#### [EXTRACTED DATA]

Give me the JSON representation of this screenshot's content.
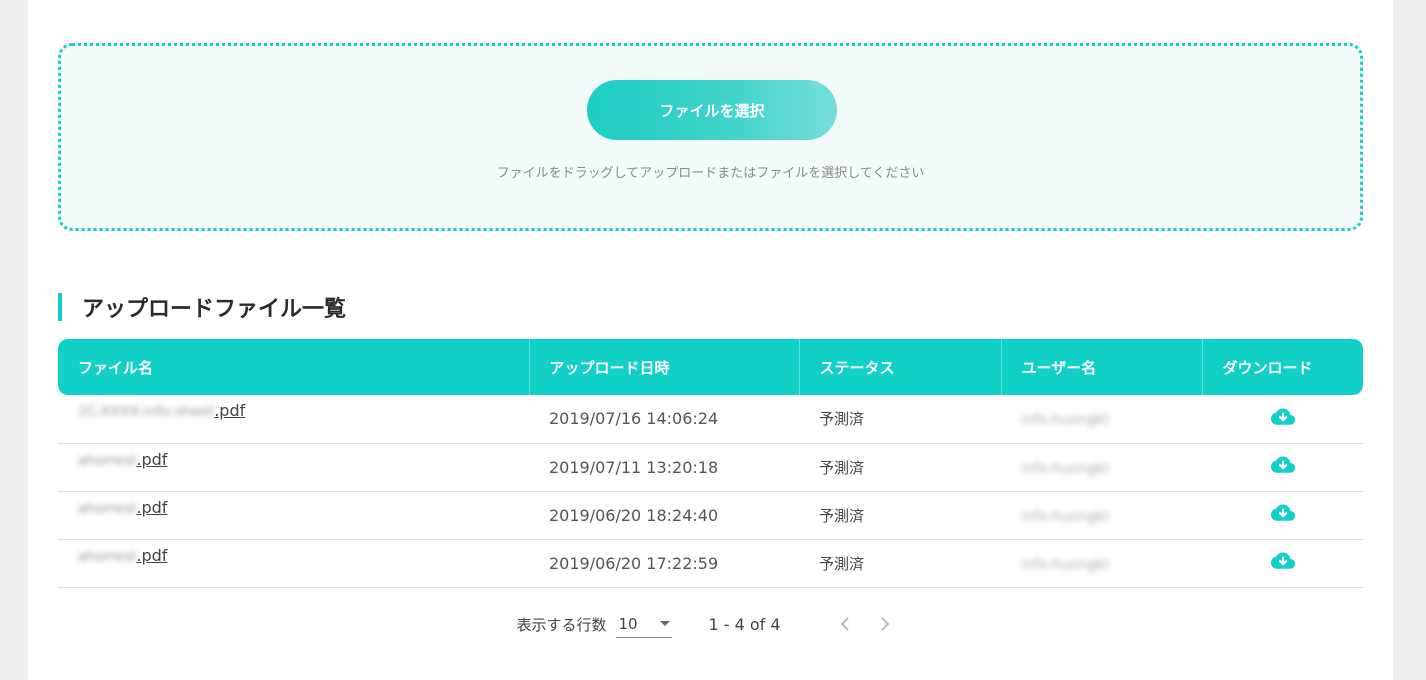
{
  "upload": {
    "button_label": "ファイルを選択",
    "hint": "ファイルをドラッグしてアップロードまたはファイルを選択してください"
  },
  "section": {
    "title": "アップロードファイル一覧"
  },
  "table": {
    "columns": [
      "ファイル名",
      "アップロード日時",
      "ステータス",
      "ユーザー名",
      "ダウンロード"
    ],
    "rows": [
      {
        "file_prefix": "2C-XXXX-info-sheet",
        "file_ext": ".pdf",
        "uploaded_at": "2019/07/16 14:06:24",
        "status": "予測済",
        "user": "info.huongkt"
      },
      {
        "file_prefix": "ahorrest",
        "file_ext": ".pdf",
        "uploaded_at": "2019/07/11 13:20:18",
        "status": "予測済",
        "user": "info.huongkt"
      },
      {
        "file_prefix": "ahorrest",
        "file_ext": ".pdf",
        "uploaded_at": "2019/06/20 18:24:40",
        "status": "予測済",
        "user": "info.huongkt"
      },
      {
        "file_prefix": "ahorrest",
        "file_ext": ".pdf",
        "uploaded_at": "2019/06/20 17:22:59",
        "status": "予測済",
        "user": "info.huongkt"
      }
    ]
  },
  "pagination": {
    "rows_label": "表示する行数",
    "rows_value": "10",
    "range": "1 - 4 of 4"
  },
  "colors": {
    "accent": "#10d0c8"
  },
  "icons": {
    "download": "cloud-download-icon",
    "prev": "chevron-left-icon",
    "next": "chevron-right-icon",
    "dropdown": "caret-down-icon"
  }
}
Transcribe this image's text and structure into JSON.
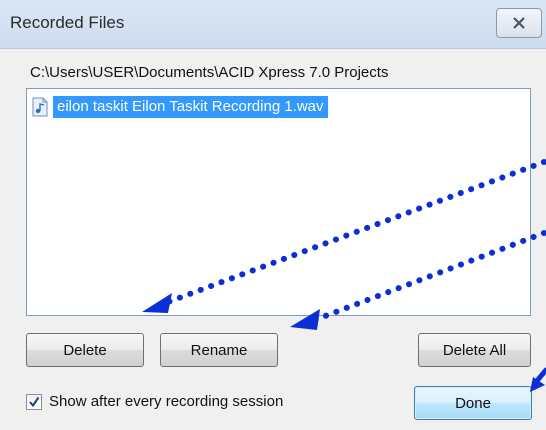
{
  "window": {
    "title": "Recorded Files"
  },
  "folder_path": "C:\\Users\\USER\\Documents\\ACID Xpress 7.0 Projects",
  "files": [
    {
      "name": "eilon taskit Eilon Taskit Recording 1.wav",
      "icon": "wav-audio-file-icon",
      "selected": true
    }
  ],
  "buttons": {
    "delete": "Delete",
    "rename": "Rename",
    "delete_all": "Delete All",
    "done": "Done"
  },
  "options": {
    "show_after_session_label": "Show after every recording session",
    "show_after_session_checked": true
  },
  "annotation_color": "#0a2fd6",
  "colors": {
    "selection": "#3399ff",
    "titlebar": "#d4e2f3"
  }
}
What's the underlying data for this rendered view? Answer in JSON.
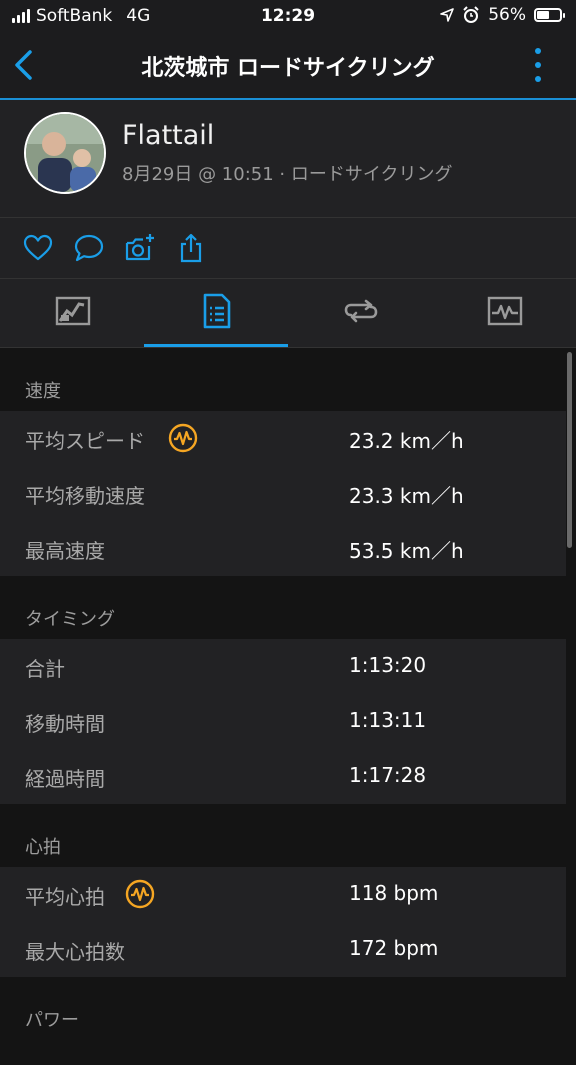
{
  "status_bar": {
    "carrier": "SoftBank",
    "network": "4G",
    "time": "12:29",
    "battery": "56%",
    "battery_level": 0.56
  },
  "nav": {
    "title": "北茨城市 ロードサイクリング"
  },
  "profile": {
    "name": "Flattail",
    "subtitle": "8月29日 @ 10:51 · ロードサイクリング"
  },
  "actions": [
    "heart-icon",
    "comment-icon",
    "add-photo-icon",
    "share-icon"
  ],
  "tabs": [
    "map-icon",
    "stats-icon",
    "laps-icon",
    "chart-icon"
  ],
  "colors": {
    "accent": "#1a9ee8",
    "badge": "#f5a623",
    "row_bg": "#222224",
    "page_bg": "#141414"
  },
  "sections": [
    {
      "title": "速度",
      "rows": [
        {
          "label": "平均スピード",
          "value": "23.2 km／h",
          "badge": true
        },
        {
          "label": "平均移動速度",
          "value": "23.3 km／h"
        },
        {
          "label": "最高速度",
          "value": "53.5 km／h"
        }
      ]
    },
    {
      "title": "タイミング",
      "rows": [
        {
          "label": "合計",
          "value": "1:13:20"
        },
        {
          "label": "移動時間",
          "value": "1:13:11"
        },
        {
          "label": "経過時間",
          "value": "1:17:28"
        }
      ]
    },
    {
      "title": "心拍",
      "rows": [
        {
          "label": "平均心拍",
          "value": "118 bpm",
          "badge": true
        },
        {
          "label": "最大心拍数",
          "value": "172 bpm"
        }
      ]
    },
    {
      "title": "パワー",
      "rows": []
    }
  ]
}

#### [WORK INSTRUCTIONS]
Every line of text is to be repeated exactly; pictures are left out.

#### [IN RESPONSE]
Give me the JSON representation of this screenshot's content.
{
  "upload": {
    "button_label": "ファイルを選択",
    "hint": "ファイルをドラッグしてアップロードまたはファイルを選択してください"
  },
  "section": {
    "title": "アップロードファイル一覧"
  },
  "table": {
    "columns": [
      "ファイル名",
      "アップロード日時",
      "ステータス",
      "ユーザー名",
      "ダウンロード"
    ],
    "rows": [
      {
        "file_prefix": "2C-XXXX-info-sheet",
        "file_ext": ".pdf",
        "uploaded_at": "2019/07/16 14:06:24",
        "status": "予測済",
        "user": "info.huongkt"
      },
      {
        "file_prefix": "ahorrest",
        "file_ext": ".pdf",
        "uploaded_at": "2019/07/11 13:20:18",
        "status": "予測済",
        "user": "info.huongkt"
      },
      {
        "file_prefix": "ahorrest",
        "file_ext": ".pdf",
        "uploaded_at": "2019/06/20 18:24:40",
        "status": "予測済",
        "user": "info.huongkt"
      },
      {
        "file_prefix": "ahorrest",
        "file_ext": ".pdf",
        "uploaded_at": "2019/06/20 17:22:59",
        "status": "予測済",
        "user": "info.huongkt"
      }
    ]
  },
  "pagination": {
    "rows_label": "表示する行数",
    "rows_value": "10",
    "range": "1 - 4 of 4"
  },
  "colors": {
    "accent": "#10d0c8"
  },
  "icons": {
    "download": "cloud-download-icon",
    "prev": "chevron-left-icon",
    "next": "chevron-right-icon",
    "dropdown": "caret-down-icon"
  }
}
Transcribe this image's text and structure into JSON.
{
  "window": {
    "title": "Recorded Files"
  },
  "folder_path": "C:\\Users\\USER\\Documents\\ACID Xpress 7.0 Projects",
  "files": [
    {
      "name": "eilon taskit Eilon Taskit Recording 1.wav",
      "icon": "wav-audio-file-icon",
      "selected": true
    }
  ],
  "buttons": {
    "delete": "Delete",
    "rename": "Rename",
    "delete_all": "Delete All",
    "done": "Done"
  },
  "options": {
    "show_after_session_label": "Show after every recording session",
    "show_after_session_checked": true
  },
  "annotation_color": "#0a2fd6",
  "colors": {
    "selection": "#3399ff",
    "titlebar": "#d4e2f3"
  }
}
What's the underlying data for this rendered view? Answer in JSON.
{
  "status_bar": {
    "carrier": "SoftBank",
    "network": "4G",
    "time": "12:29",
    "battery": "56%",
    "battery_level": 0.56
  },
  "nav": {
    "title": "北茨城市 ロードサイクリング"
  },
  "profile": {
    "name": "Flattail",
    "subtitle": "8月29日 @ 10:51 · ロードサイクリング"
  },
  "actions": [
    "heart-icon",
    "comment-icon",
    "add-photo-icon",
    "share-icon"
  ],
  "tabs": [
    "map-icon",
    "stats-icon",
    "laps-icon",
    "chart-icon"
  ],
  "colors": {
    "accent": "#1a9ee8",
    "badge": "#f5a623",
    "row_bg": "#222224",
    "page_bg": "#141414"
  },
  "sections": [
    {
      "title": "速度",
      "rows": [
        {
          "label": "平均スピード",
          "value": "23.2 km／h",
          "badge": true
        },
        {
          "label": "平均移動速度",
          "value": "23.3 km／h"
        },
        {
          "label": "最高速度",
          "value": "53.5 km／h"
        }
      ]
    },
    {
      "title": "タイミング",
      "rows": [
        {
          "label": "合計",
          "value": "1:13:20"
        },
        {
          "label": "移動時間",
          "value": "1:13:11"
        },
        {
          "label": "経過時間",
          "value": "1:17:28"
        }
      ]
    },
    {
      "title": "心拍",
      "rows": [
        {
          "label": "平均心拍",
          "value": "118 bpm",
          "badge": true
        },
        {
          "label": "最大心拍数",
          "value": "172 bpm"
        }
      ]
    },
    {
      "title": "パワー",
      "rows": []
    }
  ]
}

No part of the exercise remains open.